What you should do: Examine the entries and show every line in which the word "Mail" is found.

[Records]

--------------------------------

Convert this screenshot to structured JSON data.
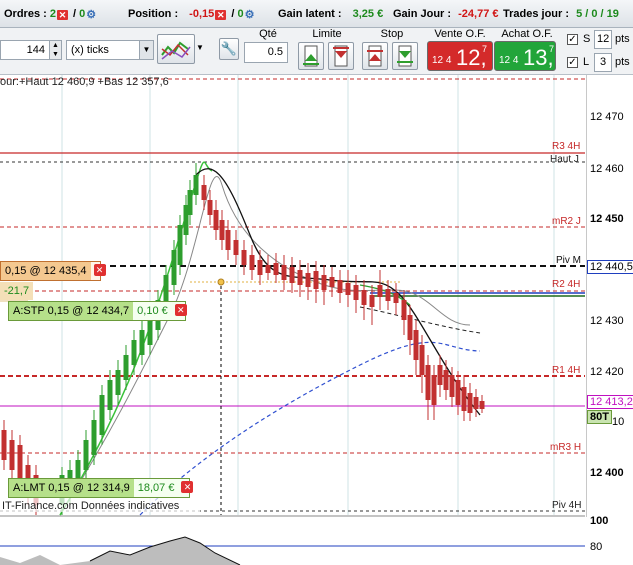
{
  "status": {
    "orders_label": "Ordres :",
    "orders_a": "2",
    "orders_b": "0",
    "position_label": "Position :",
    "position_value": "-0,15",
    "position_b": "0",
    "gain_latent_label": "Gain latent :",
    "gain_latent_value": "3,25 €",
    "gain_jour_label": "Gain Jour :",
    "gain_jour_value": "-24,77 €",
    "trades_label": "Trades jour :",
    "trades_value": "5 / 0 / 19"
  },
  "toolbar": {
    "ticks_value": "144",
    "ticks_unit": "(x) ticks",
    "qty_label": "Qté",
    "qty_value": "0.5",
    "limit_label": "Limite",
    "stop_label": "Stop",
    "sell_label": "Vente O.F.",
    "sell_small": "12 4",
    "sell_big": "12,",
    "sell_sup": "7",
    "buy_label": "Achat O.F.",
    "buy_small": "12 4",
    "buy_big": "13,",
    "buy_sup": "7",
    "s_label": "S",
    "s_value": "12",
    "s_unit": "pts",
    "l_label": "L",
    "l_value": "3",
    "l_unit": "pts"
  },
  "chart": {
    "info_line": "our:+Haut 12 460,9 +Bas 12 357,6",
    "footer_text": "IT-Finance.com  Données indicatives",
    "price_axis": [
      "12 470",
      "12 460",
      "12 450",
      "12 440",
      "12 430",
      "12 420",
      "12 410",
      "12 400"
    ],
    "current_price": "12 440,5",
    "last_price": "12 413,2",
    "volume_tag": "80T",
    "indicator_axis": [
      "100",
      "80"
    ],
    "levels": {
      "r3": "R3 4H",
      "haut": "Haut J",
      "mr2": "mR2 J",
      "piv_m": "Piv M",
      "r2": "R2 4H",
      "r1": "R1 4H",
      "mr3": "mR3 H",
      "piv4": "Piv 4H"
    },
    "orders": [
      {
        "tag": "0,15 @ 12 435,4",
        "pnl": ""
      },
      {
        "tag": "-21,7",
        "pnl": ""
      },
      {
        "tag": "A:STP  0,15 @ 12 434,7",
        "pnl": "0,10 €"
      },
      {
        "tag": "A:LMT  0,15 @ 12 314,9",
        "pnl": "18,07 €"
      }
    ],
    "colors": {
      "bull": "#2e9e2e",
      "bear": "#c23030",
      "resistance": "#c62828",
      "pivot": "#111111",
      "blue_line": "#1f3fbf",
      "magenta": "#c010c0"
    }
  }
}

--------------------------------

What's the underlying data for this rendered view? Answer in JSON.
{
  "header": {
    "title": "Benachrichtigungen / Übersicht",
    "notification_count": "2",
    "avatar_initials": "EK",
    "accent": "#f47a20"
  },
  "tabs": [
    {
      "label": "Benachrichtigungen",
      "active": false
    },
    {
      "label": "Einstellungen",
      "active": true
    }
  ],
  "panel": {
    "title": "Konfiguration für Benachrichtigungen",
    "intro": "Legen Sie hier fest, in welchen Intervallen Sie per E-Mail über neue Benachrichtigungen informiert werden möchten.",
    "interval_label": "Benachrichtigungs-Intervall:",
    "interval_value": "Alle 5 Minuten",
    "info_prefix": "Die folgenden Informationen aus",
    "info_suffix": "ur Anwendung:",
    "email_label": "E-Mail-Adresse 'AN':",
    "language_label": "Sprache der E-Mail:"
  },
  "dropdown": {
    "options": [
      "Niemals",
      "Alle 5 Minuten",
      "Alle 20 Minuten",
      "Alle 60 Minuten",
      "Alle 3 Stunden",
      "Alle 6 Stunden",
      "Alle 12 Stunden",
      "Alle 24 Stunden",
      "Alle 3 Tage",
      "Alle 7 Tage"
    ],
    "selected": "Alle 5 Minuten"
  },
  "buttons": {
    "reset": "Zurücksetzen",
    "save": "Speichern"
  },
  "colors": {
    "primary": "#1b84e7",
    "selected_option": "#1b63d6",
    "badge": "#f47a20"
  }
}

--------------------------------

Solution to this problem:
    "intro": "Legen Sie hier fest, in welchen Intervallen Sie per E-Mail über neue Benachrichtigungen informiert werden möchten.",
    "email_label": "E-Mail-Adresse 'AN':",
    "language_label": "Sprache der E-Mail:"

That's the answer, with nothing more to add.